(Required work):
Select, from the data, each line where "Extract" occurs.

(Provided records):

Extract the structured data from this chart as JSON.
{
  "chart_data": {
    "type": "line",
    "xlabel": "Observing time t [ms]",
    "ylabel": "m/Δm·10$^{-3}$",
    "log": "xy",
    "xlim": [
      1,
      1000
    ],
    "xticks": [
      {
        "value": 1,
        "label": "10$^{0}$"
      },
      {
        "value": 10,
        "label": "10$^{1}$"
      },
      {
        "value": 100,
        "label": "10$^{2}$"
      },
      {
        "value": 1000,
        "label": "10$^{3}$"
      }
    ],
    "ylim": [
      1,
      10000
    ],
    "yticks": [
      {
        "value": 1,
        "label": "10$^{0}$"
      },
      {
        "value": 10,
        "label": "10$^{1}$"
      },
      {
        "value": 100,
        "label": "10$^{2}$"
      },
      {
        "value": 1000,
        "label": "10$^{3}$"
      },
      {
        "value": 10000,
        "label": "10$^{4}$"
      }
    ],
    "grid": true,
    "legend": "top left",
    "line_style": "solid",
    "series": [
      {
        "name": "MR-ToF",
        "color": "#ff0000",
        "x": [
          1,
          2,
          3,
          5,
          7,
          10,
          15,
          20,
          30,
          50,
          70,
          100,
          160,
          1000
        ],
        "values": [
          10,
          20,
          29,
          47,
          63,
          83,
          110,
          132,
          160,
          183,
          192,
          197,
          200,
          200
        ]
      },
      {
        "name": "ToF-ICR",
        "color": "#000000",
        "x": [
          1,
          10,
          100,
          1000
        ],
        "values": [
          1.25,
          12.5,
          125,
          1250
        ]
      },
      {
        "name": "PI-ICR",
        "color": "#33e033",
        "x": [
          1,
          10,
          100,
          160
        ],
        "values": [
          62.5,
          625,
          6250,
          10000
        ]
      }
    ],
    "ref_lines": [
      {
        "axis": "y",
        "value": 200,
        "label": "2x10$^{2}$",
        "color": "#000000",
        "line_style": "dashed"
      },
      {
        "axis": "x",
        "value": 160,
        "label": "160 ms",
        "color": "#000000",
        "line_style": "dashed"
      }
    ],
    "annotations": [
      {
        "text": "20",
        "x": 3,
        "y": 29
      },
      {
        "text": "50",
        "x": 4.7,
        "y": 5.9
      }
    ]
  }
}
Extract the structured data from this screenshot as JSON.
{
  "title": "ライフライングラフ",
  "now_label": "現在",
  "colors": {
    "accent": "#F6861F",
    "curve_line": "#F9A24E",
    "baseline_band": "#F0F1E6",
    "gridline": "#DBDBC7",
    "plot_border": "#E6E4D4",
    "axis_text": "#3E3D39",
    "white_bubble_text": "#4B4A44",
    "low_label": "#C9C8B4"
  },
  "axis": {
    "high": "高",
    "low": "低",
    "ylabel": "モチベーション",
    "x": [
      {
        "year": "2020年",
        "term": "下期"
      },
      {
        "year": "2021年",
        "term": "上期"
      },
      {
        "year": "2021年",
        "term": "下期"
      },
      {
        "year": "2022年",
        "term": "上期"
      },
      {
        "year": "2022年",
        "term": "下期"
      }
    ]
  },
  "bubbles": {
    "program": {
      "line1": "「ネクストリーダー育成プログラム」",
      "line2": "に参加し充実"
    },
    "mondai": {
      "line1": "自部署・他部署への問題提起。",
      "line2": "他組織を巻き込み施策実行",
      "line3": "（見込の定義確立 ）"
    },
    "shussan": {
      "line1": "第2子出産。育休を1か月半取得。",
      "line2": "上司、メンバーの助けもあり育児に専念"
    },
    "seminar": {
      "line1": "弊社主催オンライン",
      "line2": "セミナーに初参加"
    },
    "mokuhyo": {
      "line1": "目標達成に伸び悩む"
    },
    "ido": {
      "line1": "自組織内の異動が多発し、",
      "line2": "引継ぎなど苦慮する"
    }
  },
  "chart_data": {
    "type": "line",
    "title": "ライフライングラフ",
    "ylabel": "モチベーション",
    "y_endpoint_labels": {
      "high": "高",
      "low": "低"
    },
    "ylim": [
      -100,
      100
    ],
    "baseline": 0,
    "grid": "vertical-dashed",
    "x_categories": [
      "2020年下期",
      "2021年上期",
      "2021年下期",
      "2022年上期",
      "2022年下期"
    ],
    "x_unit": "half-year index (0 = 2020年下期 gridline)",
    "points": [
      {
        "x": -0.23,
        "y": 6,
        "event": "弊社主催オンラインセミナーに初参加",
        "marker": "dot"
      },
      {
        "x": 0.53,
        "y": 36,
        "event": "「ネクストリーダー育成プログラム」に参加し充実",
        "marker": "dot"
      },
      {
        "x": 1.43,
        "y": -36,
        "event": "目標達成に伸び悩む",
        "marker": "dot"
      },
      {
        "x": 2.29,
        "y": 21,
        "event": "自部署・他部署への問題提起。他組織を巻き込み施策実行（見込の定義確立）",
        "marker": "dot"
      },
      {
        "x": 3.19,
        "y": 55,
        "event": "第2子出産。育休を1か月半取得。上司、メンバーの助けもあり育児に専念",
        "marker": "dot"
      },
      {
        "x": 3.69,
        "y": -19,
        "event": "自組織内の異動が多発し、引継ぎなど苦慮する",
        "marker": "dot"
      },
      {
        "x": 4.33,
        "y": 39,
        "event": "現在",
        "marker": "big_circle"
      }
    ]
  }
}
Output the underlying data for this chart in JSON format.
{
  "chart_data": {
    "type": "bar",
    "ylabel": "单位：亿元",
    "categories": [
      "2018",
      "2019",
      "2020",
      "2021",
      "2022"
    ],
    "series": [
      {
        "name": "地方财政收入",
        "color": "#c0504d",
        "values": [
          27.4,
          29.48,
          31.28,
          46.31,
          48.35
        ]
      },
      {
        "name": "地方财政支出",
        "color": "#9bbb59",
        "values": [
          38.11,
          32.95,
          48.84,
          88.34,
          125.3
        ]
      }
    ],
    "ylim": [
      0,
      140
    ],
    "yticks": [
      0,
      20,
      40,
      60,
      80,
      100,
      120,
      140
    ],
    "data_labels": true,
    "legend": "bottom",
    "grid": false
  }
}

(Solution to the exercise):
Extract the structured data from this chart as JSON.
Extract the structured data from this screenshot as JSON.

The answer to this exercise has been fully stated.